━━━ Input material

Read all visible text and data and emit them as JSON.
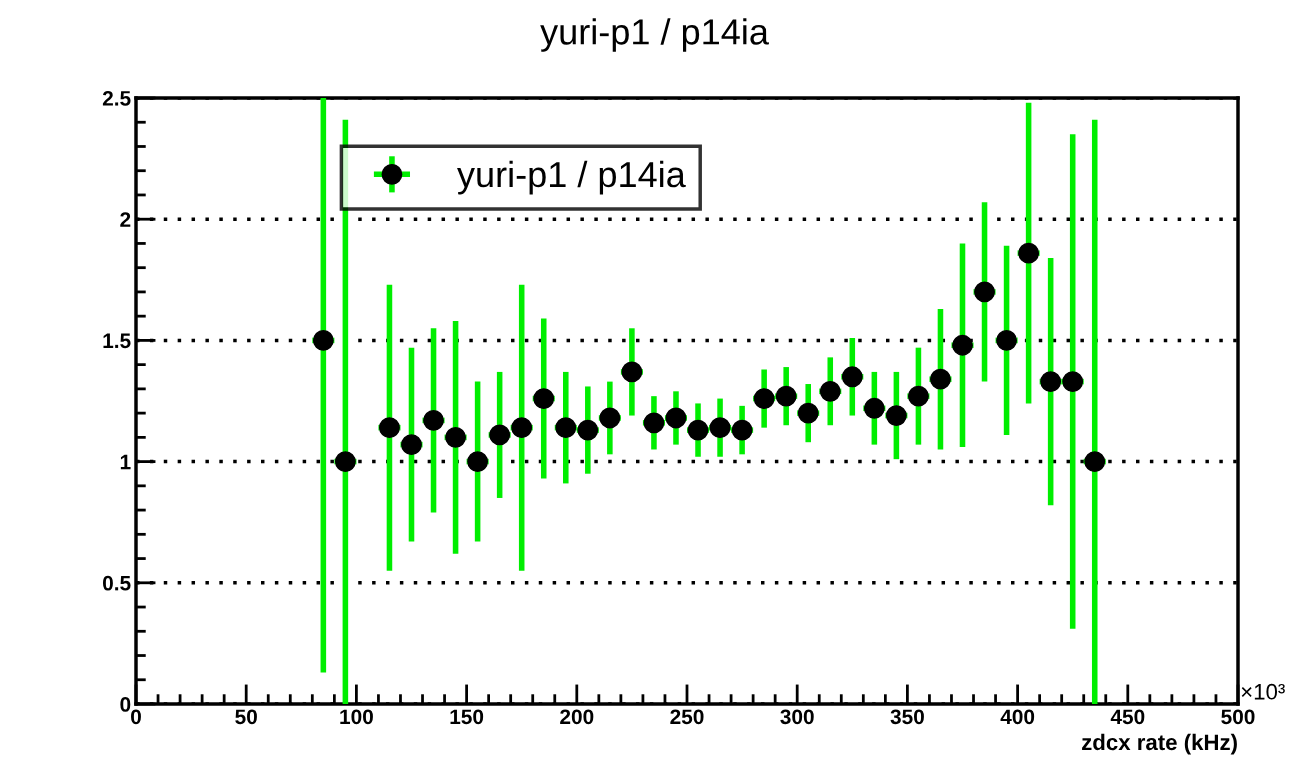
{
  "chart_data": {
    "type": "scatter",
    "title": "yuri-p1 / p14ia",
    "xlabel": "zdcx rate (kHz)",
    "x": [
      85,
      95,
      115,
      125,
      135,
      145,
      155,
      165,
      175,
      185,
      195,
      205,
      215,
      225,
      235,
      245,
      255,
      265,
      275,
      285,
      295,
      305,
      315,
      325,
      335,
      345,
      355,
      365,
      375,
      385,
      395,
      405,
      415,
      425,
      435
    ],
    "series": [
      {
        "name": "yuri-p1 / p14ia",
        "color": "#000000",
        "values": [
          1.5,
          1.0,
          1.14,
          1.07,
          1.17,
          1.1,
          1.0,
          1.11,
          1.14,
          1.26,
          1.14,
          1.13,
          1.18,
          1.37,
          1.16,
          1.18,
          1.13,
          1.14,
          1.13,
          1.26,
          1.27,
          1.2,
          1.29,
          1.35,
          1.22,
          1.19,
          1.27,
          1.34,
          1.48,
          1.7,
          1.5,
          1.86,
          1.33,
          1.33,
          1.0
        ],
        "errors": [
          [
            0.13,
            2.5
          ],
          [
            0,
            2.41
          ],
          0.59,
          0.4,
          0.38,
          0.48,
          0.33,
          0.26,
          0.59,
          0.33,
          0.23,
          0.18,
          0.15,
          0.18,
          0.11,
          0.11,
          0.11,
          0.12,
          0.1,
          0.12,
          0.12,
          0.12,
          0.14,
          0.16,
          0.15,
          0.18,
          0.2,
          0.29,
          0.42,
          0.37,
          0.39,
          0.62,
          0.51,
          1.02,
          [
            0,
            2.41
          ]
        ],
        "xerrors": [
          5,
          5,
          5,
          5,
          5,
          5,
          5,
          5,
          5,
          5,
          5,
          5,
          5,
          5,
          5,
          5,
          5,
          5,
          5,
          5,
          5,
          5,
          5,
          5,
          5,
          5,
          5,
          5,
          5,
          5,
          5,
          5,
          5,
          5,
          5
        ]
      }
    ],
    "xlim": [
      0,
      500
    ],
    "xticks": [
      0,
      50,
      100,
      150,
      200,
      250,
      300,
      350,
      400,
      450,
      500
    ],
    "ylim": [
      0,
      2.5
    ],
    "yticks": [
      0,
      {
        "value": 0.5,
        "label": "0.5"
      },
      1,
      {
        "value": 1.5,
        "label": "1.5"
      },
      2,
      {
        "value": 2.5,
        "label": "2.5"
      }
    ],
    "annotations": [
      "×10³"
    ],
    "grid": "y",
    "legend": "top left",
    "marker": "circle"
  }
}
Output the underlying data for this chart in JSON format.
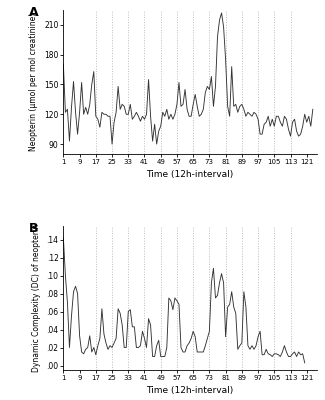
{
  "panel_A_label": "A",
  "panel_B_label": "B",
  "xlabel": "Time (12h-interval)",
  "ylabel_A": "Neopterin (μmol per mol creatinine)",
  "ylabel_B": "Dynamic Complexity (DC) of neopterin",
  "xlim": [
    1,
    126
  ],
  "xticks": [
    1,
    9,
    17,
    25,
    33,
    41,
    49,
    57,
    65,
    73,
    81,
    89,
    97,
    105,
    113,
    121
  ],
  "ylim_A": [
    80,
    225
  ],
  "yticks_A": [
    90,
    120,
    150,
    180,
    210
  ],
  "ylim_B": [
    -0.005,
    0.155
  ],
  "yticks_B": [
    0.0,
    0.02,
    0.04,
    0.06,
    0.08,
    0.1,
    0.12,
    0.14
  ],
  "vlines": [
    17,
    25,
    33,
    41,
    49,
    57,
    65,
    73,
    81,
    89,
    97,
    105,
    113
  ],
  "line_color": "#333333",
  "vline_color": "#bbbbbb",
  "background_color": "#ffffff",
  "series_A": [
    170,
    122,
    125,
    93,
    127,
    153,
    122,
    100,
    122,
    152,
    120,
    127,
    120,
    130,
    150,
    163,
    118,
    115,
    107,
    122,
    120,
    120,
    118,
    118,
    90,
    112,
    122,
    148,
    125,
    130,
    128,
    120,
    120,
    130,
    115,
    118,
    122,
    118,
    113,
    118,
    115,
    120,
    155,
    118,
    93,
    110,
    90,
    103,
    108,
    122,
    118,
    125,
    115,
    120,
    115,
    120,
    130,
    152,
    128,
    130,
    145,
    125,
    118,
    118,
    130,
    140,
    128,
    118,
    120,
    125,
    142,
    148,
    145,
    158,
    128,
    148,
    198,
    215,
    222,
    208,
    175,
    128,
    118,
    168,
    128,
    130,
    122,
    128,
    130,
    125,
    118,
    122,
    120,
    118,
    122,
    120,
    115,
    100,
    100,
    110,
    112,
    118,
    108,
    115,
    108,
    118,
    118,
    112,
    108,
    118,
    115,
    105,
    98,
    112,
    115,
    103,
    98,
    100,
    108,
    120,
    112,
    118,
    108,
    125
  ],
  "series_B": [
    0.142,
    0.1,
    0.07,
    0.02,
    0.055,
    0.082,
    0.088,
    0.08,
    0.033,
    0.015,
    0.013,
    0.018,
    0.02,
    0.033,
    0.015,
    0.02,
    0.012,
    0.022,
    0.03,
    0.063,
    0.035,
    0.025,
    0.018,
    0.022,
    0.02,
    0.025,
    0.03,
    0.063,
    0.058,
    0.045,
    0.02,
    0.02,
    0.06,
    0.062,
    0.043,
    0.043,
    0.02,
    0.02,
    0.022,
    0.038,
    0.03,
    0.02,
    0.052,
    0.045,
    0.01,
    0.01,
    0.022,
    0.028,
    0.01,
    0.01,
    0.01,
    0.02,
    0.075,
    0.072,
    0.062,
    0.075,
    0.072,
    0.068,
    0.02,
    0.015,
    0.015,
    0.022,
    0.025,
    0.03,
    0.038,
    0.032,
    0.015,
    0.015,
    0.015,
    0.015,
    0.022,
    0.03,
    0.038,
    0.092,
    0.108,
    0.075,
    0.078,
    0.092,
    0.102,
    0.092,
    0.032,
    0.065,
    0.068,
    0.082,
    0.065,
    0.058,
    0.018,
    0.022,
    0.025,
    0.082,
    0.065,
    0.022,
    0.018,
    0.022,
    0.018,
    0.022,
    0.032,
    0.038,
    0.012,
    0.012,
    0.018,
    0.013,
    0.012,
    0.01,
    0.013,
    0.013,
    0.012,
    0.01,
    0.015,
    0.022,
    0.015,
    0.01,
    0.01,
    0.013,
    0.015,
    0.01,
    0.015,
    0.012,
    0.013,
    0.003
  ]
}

━━━━━━
━━━ Input material

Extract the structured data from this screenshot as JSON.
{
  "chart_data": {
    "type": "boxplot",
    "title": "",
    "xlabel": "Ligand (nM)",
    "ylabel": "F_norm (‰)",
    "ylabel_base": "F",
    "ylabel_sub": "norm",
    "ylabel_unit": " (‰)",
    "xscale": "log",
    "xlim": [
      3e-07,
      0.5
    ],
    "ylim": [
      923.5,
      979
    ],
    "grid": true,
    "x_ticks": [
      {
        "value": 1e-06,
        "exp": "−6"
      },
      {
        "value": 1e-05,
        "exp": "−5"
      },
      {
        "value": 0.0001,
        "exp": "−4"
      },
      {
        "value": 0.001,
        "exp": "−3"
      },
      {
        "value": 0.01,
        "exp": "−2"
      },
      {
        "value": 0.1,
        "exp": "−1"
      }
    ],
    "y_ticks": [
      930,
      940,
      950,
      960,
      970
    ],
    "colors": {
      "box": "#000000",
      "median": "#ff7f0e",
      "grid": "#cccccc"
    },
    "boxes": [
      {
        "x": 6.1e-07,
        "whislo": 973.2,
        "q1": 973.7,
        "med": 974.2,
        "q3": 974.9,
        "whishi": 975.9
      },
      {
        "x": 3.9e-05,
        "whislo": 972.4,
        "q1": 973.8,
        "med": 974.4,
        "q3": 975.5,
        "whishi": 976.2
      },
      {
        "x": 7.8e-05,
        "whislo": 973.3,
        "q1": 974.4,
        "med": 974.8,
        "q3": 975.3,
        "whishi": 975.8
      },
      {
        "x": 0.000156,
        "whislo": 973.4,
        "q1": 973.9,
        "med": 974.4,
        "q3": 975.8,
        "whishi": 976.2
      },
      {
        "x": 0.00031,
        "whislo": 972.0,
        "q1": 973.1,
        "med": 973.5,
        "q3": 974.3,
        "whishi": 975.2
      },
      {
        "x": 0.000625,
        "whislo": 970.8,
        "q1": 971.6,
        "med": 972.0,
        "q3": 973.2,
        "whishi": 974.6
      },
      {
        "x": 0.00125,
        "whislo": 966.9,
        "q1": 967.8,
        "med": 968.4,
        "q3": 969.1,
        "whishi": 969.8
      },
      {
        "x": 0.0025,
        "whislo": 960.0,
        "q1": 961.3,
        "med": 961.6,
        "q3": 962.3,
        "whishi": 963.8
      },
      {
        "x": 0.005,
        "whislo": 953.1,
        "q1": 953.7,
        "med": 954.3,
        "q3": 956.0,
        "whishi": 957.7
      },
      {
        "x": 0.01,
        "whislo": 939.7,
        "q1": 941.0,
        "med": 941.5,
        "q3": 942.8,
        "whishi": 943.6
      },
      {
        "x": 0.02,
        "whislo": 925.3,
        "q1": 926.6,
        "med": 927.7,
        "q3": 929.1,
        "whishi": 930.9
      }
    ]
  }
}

━━━━━━

Exercise requirements: Pick out all lines from the data above in which the word "JSON" appears.

Task result:
Read all visible text and data and emit them as JSON.
Output the underlying data for this chart in JSON format.
Extract the structured data from this screenshot as JSON.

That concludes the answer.